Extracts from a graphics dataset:
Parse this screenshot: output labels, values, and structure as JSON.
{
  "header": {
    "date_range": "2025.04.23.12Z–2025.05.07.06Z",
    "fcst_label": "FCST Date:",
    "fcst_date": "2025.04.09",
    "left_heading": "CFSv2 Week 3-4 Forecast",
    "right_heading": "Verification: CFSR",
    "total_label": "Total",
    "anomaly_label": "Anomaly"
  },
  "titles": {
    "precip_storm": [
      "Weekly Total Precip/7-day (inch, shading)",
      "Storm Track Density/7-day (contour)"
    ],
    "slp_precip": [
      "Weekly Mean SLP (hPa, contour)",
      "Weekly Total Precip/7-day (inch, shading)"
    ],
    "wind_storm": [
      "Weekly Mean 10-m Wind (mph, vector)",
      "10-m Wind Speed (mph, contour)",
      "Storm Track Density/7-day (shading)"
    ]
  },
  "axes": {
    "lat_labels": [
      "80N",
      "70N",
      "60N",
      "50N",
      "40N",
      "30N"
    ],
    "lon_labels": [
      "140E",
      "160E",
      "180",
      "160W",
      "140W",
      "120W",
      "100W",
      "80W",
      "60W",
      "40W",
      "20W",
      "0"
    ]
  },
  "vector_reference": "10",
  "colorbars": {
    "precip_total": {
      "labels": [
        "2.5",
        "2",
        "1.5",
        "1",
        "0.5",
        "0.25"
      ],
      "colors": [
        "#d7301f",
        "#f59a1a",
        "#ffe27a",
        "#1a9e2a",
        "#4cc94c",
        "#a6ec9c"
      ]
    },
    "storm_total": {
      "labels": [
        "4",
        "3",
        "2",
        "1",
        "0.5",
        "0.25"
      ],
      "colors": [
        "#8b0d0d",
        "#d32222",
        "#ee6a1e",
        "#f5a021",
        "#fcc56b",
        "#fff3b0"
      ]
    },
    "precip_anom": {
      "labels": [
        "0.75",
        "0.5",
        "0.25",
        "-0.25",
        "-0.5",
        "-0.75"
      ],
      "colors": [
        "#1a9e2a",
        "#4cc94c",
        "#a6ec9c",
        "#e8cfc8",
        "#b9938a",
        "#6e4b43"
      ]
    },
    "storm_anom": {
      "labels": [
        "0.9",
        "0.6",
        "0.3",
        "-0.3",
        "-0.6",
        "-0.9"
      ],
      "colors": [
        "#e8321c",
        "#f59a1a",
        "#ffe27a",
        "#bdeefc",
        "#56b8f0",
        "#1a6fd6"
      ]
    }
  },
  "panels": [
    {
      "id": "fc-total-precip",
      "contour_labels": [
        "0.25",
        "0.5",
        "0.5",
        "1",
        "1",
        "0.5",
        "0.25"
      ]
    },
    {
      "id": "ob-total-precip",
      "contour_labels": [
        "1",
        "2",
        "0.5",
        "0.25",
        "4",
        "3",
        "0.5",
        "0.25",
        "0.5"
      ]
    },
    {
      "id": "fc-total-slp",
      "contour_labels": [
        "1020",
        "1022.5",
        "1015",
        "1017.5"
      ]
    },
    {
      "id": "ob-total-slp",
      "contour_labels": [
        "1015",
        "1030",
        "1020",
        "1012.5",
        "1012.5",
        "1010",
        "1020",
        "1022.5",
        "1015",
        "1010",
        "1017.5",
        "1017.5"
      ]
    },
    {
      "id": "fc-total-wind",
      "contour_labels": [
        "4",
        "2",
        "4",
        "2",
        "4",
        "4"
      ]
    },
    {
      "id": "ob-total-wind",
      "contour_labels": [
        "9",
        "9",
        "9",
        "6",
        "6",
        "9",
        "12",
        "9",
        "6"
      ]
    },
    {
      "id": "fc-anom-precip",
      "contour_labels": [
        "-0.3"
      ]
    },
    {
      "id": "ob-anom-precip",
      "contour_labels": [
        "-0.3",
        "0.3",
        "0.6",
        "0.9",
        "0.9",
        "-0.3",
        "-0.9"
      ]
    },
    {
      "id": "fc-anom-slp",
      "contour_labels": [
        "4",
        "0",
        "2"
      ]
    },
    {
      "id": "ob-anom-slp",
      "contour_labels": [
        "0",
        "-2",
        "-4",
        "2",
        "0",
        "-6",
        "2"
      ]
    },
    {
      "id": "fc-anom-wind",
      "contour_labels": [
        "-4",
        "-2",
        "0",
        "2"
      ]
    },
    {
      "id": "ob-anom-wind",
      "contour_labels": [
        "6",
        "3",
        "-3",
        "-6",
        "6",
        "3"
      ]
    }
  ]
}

WHAT THE TASK REQUIRES: Set down all of the entries exactly, please.

IN RESPONSE:
Parse this screenshot: output labels, values, and structure as JSON.
{
  "header": {
    "date_range": "2025.04.23.12Z–2025.05.07.06Z",
    "fcst_label": "FCST Date:",
    "fcst_date": "2025.04.09",
    "left_heading": "CFSv2 Week 3-4 Forecast",
    "right_heading": "Verification: CFSR",
    "total_label": "Total",
    "anomaly_label": "Anomaly"
  },
  "titles": {
    "precip_storm": [
      "Weekly Total Precip/7-day (inch, shading)",
      "Storm Track Density/7-day (contour)"
    ],
    "slp_precip": [
      "Weekly Mean SLP (hPa, contour)",
      "Weekly Total Precip/7-day (inch, shading)"
    ],
    "wind_storm": [
      "Weekly Mean 10-m Wind (mph, vector)",
      "10-m Wind Speed (mph, contour)",
      "Storm Track Density/7-day (shading)"
    ]
  },
  "axes": {
    "lat_labels": [
      "80N",
      "70N",
      "60N",
      "50N",
      "40N",
      "30N"
    ],
    "lon_labels": [
      "140E",
      "160E",
      "180",
      "160W",
      "140W",
      "120W",
      "100W",
      "80W",
      "60W",
      "40W",
      "20W",
      "0"
    ]
  },
  "vector_reference": "10",
  "colorbars": {
    "precip_total": {
      "labels": [
        "2.5",
        "2",
        "1.5",
        "1",
        "0.5",
        "0.25"
      ],
      "colors": [
        "#d7301f",
        "#f59a1a",
        "#ffe27a",
        "#1a9e2a",
        "#4cc94c",
        "#a6ec9c"
      ]
    },
    "storm_total": {
      "labels": [
        "4",
        "3",
        "2",
        "1",
        "0.5",
        "0.25"
      ],
      "colors": [
        "#8b0d0d",
        "#d32222",
        "#ee6a1e",
        "#f5a021",
        "#fcc56b",
        "#fff3b0"
      ]
    },
    "precip_anom": {
      "labels": [
        "0.75",
        "0.5",
        "0.25",
        "-0.25",
        "-0.5",
        "-0.75"
      ],
      "colors": [
        "#1a9e2a",
        "#4cc94c",
        "#a6ec9c",
        "#e8cfc8",
        "#b9938a",
        "#6e4b43"
      ]
    },
    "storm_anom": {
      "labels": [
        "0.9",
        "0.6",
        "0.3",
        "-0.3",
        "-0.6",
        "-0.9"
      ],
      "colors": [
        "#e8321c",
        "#f59a1a",
        "#ffe27a",
        "#bdeefc",
        "#56b8f0",
        "#1a6fd6"
      ]
    }
  },
  "panels": [
    {
      "id": "fc-total-precip",
      "contour_labels": [
        "0.25",
        "0.5",
        "0.5",
        "1",
        "1",
        "0.5",
        "0.25"
      ]
    },
    {
      "id": "ob-total-precip",
      "contour_labels": [
        "1",
        "2",
        "0.5",
        "0.25",
        "4",
        "3",
        "0.5",
        "0.25",
        "0.5"
      ]
    },
    {
      "id": "fc-total-slp",
      "contour_labels": [
        "1020",
        "1022.5",
        "1015",
        "1017.5"
      ]
    },
    {
      "id": "ob-total-slp",
      "contour_labels": [
        "1015",
        "1030",
        "1020",
        "1012.5",
        "1012.5",
        "1010",
        "1020",
        "1022.5",
        "1015",
        "1010",
        "1017.5",
        "1017.5"
      ]
    },
    {
      "id": "fc-total-wind",
      "contour_labels": [
        "4",
        "2",
        "4",
        "2",
        "4",
        "4"
      ]
    },
    {
      "id": "ob-total-wind",
      "contour_labels": [
        "9",
        "9",
        "9",
        "6",
        "6",
        "9",
        "12",
        "9",
        "6"
      ]
    },
    {
      "id": "fc-anom-precip",
      "contour_labels": [
        "-0.3"
      ]
    },
    {
      "id": "ob-anom-precip",
      "contour_labels": [
        "-0.3",
        "0.3",
        "0.6",
        "0.9",
        "0.9",
        "-0.3",
        "-0.9"
      ]
    },
    {
      "id": "fc-anom-slp",
      "contour_labels": [
        "4",
        "0",
        "2"
      ]
    },
    {
      "id": "ob-anom-slp",
      "contour_labels": [
        "0",
        "-2",
        "-4",
        "2",
        "0",
        "-6",
        "2"
      ]
    },
    {
      "id": "fc-anom-wind",
      "contour_labels": [
        "-4",
        "-2",
        "0",
        "2"
      ]
    },
    {
      "id": "ob-anom-wind",
      "contour_labels": [
        "6",
        "3",
        "-3",
        "-6",
        "6",
        "3"
      ]
    }
  ]
}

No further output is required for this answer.